EXERCISE MATERIALS.
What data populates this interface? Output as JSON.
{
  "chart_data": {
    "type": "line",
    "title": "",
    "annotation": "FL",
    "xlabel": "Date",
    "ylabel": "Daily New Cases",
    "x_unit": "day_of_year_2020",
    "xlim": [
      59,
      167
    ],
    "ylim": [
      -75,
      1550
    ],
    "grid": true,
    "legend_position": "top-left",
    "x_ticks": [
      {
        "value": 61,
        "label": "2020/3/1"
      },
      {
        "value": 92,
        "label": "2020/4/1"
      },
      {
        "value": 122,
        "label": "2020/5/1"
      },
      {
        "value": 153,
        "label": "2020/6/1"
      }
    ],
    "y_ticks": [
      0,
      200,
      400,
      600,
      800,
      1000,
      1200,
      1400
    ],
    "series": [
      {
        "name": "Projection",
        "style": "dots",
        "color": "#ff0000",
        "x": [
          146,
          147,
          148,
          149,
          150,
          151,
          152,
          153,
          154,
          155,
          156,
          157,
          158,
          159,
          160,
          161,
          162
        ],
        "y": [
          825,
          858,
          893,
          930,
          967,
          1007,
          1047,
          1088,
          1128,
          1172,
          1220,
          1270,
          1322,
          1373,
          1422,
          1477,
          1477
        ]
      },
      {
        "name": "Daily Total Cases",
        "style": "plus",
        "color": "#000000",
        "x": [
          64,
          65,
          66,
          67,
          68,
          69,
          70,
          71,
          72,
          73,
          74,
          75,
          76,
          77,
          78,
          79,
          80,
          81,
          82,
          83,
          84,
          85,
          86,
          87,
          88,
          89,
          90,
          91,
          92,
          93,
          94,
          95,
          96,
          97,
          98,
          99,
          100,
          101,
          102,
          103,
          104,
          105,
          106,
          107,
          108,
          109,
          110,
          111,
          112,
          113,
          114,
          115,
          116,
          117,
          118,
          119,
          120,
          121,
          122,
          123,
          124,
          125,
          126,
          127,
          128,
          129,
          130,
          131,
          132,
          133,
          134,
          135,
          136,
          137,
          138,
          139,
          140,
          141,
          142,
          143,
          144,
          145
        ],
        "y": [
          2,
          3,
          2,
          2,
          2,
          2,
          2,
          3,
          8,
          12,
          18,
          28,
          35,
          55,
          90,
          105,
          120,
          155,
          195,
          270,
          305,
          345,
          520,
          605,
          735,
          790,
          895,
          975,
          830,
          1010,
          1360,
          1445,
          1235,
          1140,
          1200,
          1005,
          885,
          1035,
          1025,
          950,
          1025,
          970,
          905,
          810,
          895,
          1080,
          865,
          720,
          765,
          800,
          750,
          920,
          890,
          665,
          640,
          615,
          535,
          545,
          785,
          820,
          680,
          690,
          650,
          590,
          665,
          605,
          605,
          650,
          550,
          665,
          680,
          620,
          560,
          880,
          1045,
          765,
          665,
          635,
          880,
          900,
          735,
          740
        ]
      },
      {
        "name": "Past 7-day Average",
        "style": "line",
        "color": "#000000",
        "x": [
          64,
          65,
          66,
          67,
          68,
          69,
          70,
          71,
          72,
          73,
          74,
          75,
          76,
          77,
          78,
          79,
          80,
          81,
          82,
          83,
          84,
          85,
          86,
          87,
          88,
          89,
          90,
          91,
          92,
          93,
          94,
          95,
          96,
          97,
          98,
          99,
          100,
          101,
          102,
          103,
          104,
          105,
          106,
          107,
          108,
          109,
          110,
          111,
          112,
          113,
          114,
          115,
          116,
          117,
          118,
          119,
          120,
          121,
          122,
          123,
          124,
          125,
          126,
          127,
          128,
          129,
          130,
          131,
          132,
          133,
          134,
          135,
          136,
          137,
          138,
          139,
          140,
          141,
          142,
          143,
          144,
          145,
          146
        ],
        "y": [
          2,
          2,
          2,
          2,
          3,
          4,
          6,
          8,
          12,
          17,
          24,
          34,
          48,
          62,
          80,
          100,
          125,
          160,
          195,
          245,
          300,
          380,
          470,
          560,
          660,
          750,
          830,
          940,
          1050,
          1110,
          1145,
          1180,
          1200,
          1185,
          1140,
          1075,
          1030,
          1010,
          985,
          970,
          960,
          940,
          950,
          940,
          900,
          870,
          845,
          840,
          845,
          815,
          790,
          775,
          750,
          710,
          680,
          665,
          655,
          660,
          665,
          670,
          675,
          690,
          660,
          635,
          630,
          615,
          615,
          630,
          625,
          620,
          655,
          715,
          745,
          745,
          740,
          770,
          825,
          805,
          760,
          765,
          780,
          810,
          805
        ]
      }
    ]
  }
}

THE REQUEST. Extract the full listing and reproduce each line exactly.

THE COMPLETED TASK.
What data populates this interface? Output as JSON.
{
  "chart_data": {
    "type": "line",
    "title": "",
    "annotation": "FL",
    "xlabel": "Date",
    "ylabel": "Daily New Cases",
    "x_unit": "day_of_year_2020",
    "xlim": [
      59,
      167
    ],
    "ylim": [
      -75,
      1550
    ],
    "grid": true,
    "legend_position": "top-left",
    "x_ticks": [
      {
        "value": 61,
        "label": "2020/3/1"
      },
      {
        "value": 92,
        "label": "2020/4/1"
      },
      {
        "value": 122,
        "label": "2020/5/1"
      },
      {
        "value": 153,
        "label": "2020/6/1"
      }
    ],
    "y_ticks": [
      0,
      200,
      400,
      600,
      800,
      1000,
      1200,
      1400
    ],
    "series": [
      {
        "name": "Projection",
        "style": "dots",
        "color": "#ff0000",
        "x": [
          146,
          147,
          148,
          149,
          150,
          151,
          152,
          153,
          154,
          155,
          156,
          157,
          158,
          159,
          160,
          161,
          162
        ],
        "y": [
          825,
          858,
          893,
          930,
          967,
          1007,
          1047,
          1088,
          1128,
          1172,
          1220,
          1270,
          1322,
          1373,
          1422,
          1477,
          1477
        ]
      },
      {
        "name": "Daily Total Cases",
        "style": "plus",
        "color": "#000000",
        "x": [
          64,
          65,
          66,
          67,
          68,
          69,
          70,
          71,
          72,
          73,
          74,
          75,
          76,
          77,
          78,
          79,
          80,
          81,
          82,
          83,
          84,
          85,
          86,
          87,
          88,
          89,
          90,
          91,
          92,
          93,
          94,
          95,
          96,
          97,
          98,
          99,
          100,
          101,
          102,
          103,
          104,
          105,
          106,
          107,
          108,
          109,
          110,
          111,
          112,
          113,
          114,
          115,
          116,
          117,
          118,
          119,
          120,
          121,
          122,
          123,
          124,
          125,
          126,
          127,
          128,
          129,
          130,
          131,
          132,
          133,
          134,
          135,
          136,
          137,
          138,
          139,
          140,
          141,
          142,
          143,
          144,
          145
        ],
        "y": [
          2,
          3,
          2,
          2,
          2,
          2,
          2,
          3,
          8,
          12,
          18,
          28,
          35,
          55,
          90,
          105,
          120,
          155,
          195,
          270,
          305,
          345,
          520,
          605,
          735,
          790,
          895,
          975,
          830,
          1010,
          1360,
          1445,
          1235,
          1140,
          1200,
          1005,
          885,
          1035,
          1025,
          950,
          1025,
          970,
          905,
          810,
          895,
          1080,
          865,
          720,
          765,
          800,
          750,
          920,
          890,
          665,
          640,
          615,
          535,
          545,
          785,
          820,
          680,
          690,
          650,
          590,
          665,
          605,
          605,
          650,
          550,
          665,
          680,
          620,
          560,
          880,
          1045,
          765,
          665,
          635,
          880,
          900,
          735,
          740
        ]
      },
      {
        "name": "Past 7-day Average",
        "style": "line",
        "color": "#000000",
        "x": [
          64,
          65,
          66,
          67,
          68,
          69,
          70,
          71,
          72,
          73,
          74,
          75,
          76,
          77,
          78,
          79,
          80,
          81,
          82,
          83,
          84,
          85,
          86,
          87,
          88,
          89,
          90,
          91,
          92,
          93,
          94,
          95,
          96,
          97,
          98,
          99,
          100,
          101,
          102,
          103,
          104,
          105,
          106,
          107,
          108,
          109,
          110,
          111,
          112,
          113,
          114,
          115,
          116,
          117,
          118,
          119,
          120,
          121,
          122,
          123,
          124,
          125,
          126,
          127,
          128,
          129,
          130,
          131,
          132,
          133,
          134,
          135,
          136,
          137,
          138,
          139,
          140,
          141,
          142,
          143,
          144,
          145,
          146
        ],
        "y": [
          2,
          2,
          2,
          2,
          3,
          4,
          6,
          8,
          12,
          17,
          24,
          34,
          48,
          62,
          80,
          100,
          125,
          160,
          195,
          245,
          300,
          380,
          470,
          560,
          660,
          750,
          830,
          940,
          1050,
          1110,
          1145,
          1180,
          1200,
          1185,
          1140,
          1075,
          1030,
          1010,
          985,
          970,
          960,
          940,
          950,
          940,
          900,
          870,
          845,
          840,
          845,
          815,
          790,
          775,
          750,
          710,
          680,
          665,
          655,
          660,
          665,
          670,
          675,
          690,
          660,
          635,
          630,
          615,
          615,
          630,
          625,
          620,
          655,
          715,
          745,
          745,
          740,
          770,
          825,
          805,
          760,
          765,
          780,
          810,
          805
        ]
      }
    ]
  }
}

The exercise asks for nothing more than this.